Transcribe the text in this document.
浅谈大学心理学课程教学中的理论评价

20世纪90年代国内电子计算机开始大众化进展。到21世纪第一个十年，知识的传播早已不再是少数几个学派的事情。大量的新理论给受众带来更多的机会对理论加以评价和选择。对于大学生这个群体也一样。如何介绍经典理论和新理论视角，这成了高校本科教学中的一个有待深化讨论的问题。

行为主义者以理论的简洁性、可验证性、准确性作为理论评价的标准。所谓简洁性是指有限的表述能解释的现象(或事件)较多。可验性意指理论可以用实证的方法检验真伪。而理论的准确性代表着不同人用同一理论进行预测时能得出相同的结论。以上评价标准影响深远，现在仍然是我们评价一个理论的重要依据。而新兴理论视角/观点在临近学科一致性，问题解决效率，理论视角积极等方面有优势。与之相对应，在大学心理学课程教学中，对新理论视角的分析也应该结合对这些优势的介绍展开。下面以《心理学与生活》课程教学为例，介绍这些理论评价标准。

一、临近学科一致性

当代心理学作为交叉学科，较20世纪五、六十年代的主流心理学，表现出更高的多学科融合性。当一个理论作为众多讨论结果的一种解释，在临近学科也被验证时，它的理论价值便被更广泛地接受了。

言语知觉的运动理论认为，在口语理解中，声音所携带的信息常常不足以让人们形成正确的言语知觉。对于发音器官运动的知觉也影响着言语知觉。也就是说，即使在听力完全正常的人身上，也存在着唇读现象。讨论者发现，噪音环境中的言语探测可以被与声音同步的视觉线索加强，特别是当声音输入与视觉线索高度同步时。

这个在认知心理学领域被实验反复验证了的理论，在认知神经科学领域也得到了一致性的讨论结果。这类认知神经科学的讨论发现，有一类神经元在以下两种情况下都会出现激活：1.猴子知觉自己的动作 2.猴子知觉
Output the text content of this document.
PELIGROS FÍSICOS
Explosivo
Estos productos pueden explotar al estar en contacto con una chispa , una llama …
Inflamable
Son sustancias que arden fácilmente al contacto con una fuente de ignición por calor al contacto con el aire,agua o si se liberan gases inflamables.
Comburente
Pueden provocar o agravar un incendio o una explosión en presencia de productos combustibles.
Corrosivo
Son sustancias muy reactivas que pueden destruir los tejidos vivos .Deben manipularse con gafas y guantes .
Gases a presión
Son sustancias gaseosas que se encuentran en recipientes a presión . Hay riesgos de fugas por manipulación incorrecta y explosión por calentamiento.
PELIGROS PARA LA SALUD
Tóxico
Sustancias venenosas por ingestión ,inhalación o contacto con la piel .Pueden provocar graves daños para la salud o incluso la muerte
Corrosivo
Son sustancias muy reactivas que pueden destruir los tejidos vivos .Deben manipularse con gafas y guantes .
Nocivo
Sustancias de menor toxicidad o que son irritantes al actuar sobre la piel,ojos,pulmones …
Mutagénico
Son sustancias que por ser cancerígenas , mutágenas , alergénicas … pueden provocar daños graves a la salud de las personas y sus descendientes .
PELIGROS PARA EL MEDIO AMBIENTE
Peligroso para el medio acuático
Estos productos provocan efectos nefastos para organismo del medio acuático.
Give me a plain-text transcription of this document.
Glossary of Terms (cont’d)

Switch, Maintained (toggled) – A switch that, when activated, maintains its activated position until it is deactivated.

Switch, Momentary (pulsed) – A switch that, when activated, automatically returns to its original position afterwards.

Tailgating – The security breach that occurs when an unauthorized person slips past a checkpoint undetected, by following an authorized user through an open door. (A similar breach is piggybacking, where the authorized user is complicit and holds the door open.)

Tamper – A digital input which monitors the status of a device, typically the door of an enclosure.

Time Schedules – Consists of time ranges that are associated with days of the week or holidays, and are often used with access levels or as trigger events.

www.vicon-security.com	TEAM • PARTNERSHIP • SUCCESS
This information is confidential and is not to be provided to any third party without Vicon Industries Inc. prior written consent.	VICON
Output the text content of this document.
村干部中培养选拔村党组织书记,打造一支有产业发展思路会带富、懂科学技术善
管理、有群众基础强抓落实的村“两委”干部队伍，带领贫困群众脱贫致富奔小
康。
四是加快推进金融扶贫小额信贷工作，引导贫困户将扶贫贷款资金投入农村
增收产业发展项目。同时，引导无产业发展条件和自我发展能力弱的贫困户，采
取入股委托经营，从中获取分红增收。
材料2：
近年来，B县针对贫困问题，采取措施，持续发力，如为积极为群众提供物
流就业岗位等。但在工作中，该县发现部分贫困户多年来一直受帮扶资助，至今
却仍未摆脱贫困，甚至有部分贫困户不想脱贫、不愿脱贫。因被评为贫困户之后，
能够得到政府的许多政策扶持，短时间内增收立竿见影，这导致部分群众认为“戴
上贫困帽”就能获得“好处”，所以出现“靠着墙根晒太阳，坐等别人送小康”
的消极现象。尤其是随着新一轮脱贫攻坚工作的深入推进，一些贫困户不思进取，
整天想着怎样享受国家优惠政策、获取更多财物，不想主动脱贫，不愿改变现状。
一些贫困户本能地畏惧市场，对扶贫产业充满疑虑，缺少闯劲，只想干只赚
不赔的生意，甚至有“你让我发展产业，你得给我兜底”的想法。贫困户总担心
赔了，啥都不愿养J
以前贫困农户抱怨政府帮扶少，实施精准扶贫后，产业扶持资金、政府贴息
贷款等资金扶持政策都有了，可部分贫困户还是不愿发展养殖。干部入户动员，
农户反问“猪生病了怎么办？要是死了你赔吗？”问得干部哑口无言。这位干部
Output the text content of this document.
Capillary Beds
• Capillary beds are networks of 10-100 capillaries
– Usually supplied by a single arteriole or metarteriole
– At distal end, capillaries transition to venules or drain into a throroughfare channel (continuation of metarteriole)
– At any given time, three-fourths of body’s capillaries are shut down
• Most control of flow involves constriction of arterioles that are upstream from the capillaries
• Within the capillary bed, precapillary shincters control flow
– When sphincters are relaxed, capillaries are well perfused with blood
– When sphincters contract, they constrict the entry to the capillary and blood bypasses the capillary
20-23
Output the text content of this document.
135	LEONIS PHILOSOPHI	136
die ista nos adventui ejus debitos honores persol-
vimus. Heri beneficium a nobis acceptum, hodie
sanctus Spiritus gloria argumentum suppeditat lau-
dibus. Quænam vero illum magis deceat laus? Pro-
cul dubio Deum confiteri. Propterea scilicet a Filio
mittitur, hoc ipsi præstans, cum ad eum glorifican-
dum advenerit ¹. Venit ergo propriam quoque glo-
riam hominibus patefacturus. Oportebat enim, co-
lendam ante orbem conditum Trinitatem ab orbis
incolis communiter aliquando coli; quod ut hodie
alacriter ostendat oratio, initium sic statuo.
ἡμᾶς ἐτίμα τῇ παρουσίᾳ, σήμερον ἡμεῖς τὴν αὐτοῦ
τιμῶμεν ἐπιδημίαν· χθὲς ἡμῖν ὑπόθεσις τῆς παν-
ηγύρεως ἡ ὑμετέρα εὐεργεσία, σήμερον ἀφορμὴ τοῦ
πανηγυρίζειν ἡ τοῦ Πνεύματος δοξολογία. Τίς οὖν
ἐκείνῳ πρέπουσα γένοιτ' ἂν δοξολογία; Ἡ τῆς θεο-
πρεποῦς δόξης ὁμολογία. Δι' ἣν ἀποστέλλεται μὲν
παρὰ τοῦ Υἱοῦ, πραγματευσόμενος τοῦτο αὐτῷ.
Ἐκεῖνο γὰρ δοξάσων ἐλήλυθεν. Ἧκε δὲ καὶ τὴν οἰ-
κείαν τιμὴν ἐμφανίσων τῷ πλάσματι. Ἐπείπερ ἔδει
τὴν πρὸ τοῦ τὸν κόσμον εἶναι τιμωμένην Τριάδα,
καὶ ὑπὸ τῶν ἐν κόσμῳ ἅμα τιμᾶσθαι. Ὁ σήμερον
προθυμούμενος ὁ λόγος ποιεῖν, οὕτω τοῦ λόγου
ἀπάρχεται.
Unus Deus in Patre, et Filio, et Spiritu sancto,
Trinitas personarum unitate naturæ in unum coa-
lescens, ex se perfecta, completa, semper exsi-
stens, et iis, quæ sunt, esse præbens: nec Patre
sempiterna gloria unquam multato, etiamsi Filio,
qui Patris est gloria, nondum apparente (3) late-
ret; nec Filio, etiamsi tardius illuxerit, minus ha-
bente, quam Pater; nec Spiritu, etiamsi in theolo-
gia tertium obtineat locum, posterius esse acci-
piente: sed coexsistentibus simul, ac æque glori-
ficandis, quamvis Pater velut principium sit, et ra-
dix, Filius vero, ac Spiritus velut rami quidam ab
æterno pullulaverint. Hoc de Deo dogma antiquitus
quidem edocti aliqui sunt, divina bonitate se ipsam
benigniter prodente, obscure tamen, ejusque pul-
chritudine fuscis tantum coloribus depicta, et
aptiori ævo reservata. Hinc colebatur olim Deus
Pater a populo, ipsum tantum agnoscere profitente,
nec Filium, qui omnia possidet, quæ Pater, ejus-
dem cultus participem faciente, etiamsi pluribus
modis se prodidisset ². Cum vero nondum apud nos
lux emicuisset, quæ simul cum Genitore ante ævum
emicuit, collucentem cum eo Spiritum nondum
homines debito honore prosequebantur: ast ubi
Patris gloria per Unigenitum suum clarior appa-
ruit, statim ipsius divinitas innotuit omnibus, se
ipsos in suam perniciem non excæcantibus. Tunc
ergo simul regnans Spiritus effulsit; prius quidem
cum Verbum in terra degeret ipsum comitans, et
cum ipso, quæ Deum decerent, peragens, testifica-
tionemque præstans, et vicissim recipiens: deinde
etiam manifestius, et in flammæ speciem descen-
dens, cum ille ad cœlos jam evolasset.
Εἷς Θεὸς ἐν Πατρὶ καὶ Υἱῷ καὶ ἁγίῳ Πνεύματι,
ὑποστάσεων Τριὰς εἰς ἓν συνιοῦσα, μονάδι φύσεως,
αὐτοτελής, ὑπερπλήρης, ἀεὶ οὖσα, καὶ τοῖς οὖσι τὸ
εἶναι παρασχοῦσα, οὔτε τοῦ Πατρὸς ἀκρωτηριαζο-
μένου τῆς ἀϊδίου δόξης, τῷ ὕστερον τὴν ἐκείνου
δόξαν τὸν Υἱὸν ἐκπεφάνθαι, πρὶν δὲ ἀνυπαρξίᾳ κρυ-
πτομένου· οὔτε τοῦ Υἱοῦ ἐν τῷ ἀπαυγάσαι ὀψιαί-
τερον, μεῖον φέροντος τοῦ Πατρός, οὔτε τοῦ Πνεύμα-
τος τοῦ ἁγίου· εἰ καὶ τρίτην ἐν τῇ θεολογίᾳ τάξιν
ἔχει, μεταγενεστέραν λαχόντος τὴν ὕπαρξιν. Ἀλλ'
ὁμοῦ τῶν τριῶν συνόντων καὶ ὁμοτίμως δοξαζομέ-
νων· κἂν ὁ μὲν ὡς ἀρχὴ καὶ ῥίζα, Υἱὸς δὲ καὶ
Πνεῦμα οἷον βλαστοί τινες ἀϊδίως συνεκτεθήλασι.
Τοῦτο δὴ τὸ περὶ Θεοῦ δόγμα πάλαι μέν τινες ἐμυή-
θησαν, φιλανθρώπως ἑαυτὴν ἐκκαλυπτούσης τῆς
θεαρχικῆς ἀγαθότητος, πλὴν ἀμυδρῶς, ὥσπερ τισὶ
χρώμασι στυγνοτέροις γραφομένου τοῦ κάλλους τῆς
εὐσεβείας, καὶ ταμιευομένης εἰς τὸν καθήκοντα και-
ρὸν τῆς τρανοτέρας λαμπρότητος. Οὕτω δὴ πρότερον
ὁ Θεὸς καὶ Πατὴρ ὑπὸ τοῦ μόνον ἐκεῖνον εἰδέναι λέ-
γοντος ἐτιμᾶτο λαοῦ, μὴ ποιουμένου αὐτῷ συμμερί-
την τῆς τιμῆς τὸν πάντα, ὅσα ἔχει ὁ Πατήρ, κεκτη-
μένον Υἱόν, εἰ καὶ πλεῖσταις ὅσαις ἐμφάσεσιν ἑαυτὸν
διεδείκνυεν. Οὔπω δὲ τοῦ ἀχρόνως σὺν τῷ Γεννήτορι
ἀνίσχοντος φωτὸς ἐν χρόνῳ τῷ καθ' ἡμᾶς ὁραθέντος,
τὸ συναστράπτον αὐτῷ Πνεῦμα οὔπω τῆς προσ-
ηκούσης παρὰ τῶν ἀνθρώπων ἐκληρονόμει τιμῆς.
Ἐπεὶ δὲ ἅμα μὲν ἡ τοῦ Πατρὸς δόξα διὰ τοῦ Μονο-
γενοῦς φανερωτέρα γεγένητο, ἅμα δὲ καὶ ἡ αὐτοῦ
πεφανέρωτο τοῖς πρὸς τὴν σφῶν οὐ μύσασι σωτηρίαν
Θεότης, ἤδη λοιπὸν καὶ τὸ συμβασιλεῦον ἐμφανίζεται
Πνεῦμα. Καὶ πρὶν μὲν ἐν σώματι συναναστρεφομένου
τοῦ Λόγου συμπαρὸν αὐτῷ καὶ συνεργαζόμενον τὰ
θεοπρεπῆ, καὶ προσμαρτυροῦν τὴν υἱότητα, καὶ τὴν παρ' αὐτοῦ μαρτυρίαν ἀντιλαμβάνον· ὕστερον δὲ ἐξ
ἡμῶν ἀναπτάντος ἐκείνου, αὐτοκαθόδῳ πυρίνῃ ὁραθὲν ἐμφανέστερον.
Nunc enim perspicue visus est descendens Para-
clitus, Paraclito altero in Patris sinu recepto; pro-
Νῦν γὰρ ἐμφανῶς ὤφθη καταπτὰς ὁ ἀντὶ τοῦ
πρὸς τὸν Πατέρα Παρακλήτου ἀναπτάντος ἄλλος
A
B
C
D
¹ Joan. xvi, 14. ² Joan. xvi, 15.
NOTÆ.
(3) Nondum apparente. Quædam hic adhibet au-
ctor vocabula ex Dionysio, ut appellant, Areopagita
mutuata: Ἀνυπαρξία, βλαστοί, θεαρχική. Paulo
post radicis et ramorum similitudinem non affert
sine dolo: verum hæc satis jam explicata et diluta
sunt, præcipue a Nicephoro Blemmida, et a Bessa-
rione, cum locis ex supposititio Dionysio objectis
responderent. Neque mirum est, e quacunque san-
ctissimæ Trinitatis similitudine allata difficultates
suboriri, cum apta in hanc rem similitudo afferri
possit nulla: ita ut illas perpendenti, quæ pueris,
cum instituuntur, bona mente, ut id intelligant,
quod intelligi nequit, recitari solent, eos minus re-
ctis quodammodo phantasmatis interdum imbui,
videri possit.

══════════════════════════════

**Written exercise**
Which lines of the material contain the string "esse"? List each of them.

**Response to the exercise**
stens, et iis, quæ sunt, esse præbens: nec Patre
gia tertium obtineat locum, posterius esse acci-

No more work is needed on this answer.